## Exercise material
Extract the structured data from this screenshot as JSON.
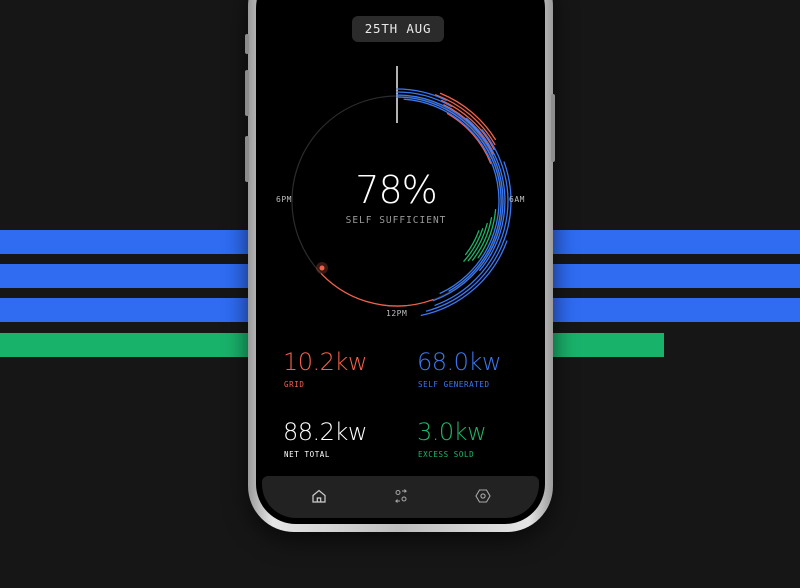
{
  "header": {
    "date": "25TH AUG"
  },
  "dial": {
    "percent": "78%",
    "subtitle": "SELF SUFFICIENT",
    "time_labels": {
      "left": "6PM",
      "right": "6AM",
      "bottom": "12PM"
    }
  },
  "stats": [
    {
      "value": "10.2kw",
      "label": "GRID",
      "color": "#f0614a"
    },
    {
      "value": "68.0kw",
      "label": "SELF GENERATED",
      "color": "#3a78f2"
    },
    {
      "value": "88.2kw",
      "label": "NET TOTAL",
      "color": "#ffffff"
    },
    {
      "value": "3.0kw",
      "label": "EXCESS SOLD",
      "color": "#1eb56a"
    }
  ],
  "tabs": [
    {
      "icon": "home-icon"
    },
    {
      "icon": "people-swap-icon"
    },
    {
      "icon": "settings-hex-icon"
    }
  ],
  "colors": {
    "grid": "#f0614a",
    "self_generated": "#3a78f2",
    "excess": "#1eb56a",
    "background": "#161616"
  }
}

* * *

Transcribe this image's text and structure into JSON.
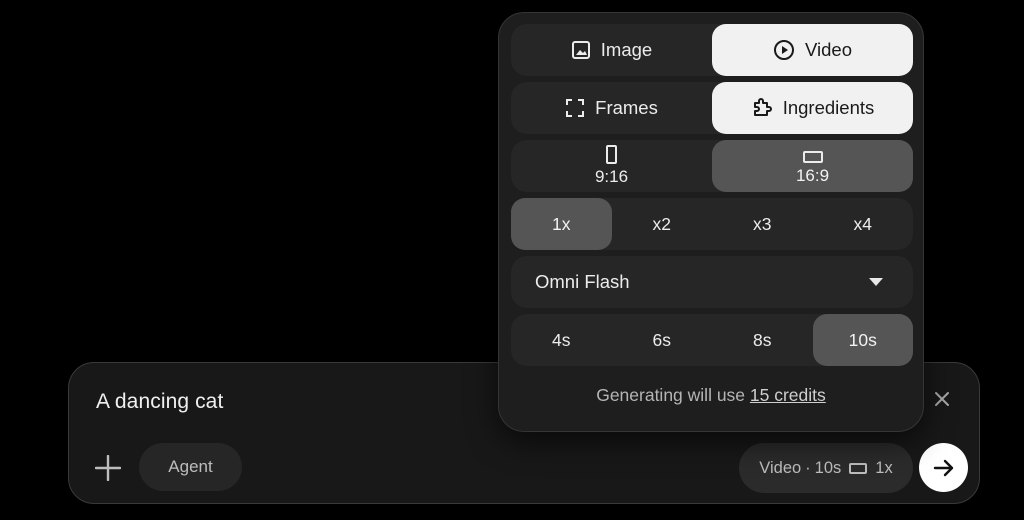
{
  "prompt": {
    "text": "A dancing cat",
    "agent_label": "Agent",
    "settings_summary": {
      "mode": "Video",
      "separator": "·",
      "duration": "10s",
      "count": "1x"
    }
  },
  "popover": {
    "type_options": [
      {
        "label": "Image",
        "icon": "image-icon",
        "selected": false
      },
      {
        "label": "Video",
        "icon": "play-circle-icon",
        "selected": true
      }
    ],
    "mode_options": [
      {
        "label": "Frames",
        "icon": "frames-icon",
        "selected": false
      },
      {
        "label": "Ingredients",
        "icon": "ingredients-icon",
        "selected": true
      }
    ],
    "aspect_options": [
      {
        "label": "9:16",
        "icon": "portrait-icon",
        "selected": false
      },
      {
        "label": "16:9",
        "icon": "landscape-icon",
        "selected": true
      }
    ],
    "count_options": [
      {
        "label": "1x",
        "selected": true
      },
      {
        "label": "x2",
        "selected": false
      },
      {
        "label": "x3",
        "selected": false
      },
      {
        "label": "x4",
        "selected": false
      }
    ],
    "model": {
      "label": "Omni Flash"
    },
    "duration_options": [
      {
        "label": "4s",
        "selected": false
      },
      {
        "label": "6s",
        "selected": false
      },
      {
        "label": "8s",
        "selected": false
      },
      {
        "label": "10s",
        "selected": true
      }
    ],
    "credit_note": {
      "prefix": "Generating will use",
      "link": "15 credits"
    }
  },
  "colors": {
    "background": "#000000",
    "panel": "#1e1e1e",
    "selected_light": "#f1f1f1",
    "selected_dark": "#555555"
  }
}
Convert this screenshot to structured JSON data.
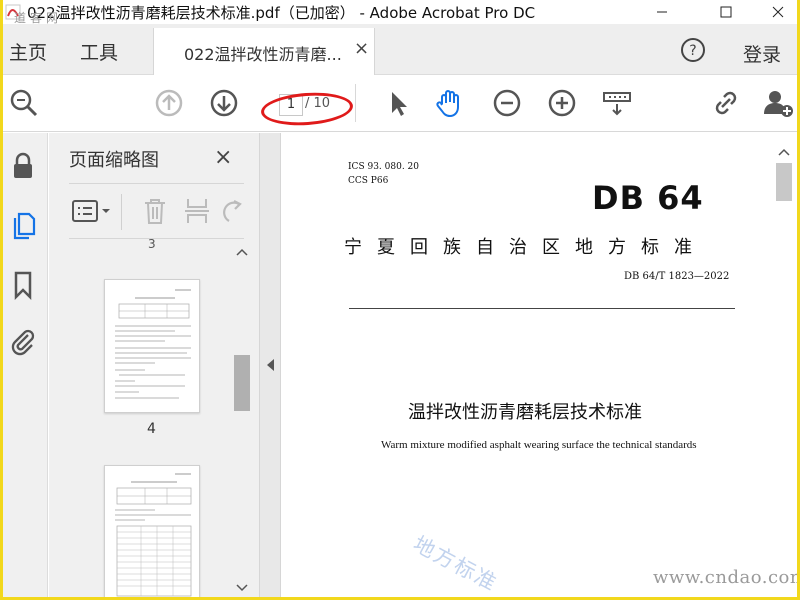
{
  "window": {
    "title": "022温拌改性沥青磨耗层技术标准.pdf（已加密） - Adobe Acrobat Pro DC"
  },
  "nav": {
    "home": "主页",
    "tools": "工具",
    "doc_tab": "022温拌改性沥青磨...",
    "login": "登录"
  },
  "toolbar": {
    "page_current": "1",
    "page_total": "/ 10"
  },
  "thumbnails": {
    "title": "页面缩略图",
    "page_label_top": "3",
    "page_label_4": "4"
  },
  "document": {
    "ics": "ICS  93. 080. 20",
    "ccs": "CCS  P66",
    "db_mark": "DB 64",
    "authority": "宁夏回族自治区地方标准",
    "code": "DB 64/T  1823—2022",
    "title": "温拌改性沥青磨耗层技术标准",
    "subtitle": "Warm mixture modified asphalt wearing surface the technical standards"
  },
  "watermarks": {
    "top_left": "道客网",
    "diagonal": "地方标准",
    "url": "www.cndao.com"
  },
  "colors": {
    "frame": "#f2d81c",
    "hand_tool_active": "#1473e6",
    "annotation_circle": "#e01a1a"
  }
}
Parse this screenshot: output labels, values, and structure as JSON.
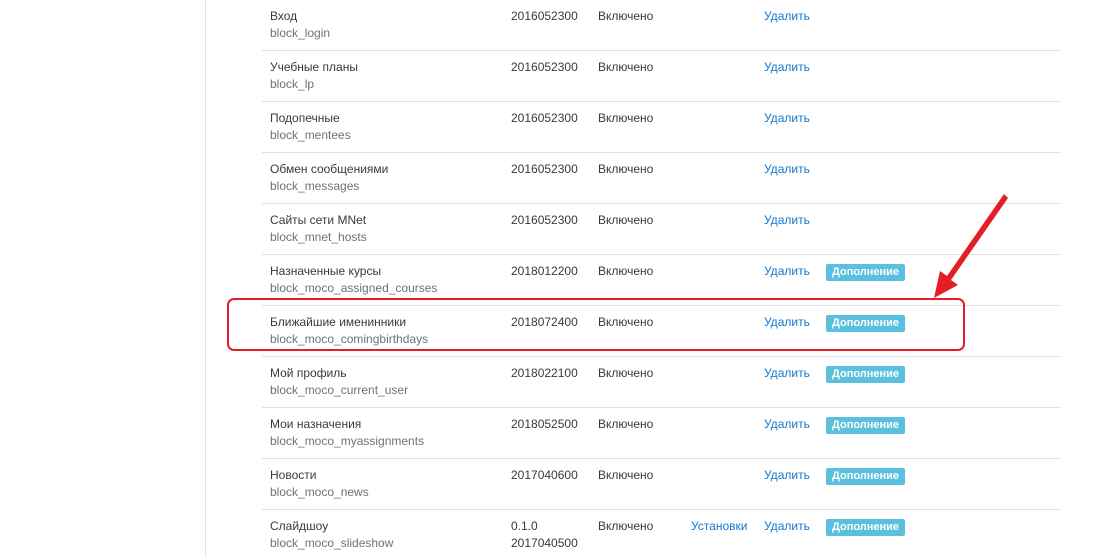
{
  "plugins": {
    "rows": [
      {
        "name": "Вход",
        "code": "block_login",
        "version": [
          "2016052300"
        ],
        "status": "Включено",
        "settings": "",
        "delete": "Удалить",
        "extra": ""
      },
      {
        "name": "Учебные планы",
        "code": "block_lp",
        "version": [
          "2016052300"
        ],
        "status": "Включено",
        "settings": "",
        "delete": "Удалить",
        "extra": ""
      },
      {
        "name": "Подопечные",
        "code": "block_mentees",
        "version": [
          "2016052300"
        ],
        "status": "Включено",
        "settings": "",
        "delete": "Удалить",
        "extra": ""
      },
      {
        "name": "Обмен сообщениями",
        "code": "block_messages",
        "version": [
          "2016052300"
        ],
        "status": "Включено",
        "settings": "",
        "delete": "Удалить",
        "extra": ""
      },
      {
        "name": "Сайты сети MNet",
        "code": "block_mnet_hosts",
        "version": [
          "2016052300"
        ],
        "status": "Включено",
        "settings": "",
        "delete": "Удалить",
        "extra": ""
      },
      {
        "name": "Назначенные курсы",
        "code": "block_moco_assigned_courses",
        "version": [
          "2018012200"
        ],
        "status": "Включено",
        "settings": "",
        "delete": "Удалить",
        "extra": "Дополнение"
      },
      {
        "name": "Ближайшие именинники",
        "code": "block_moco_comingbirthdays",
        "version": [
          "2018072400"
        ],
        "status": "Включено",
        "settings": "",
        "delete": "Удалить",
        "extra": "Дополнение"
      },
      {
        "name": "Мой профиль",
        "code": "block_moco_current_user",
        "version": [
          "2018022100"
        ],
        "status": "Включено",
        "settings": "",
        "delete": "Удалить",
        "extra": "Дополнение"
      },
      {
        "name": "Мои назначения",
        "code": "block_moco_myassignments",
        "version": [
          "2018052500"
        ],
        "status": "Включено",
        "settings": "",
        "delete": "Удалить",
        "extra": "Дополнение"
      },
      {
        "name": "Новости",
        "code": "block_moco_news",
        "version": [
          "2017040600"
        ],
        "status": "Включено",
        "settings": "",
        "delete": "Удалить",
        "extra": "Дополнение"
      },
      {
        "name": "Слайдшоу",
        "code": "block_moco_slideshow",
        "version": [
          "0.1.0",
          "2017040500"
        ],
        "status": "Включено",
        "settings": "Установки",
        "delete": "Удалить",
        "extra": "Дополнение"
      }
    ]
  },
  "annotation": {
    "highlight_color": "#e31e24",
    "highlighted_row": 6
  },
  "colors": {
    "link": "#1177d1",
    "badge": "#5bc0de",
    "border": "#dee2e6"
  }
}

## Your goal
Read the data above. Pull out each line in which the string "text" appears.

## Full solution
Transcribe this image's text and structure into JSON.
    "text": "A dancing cat",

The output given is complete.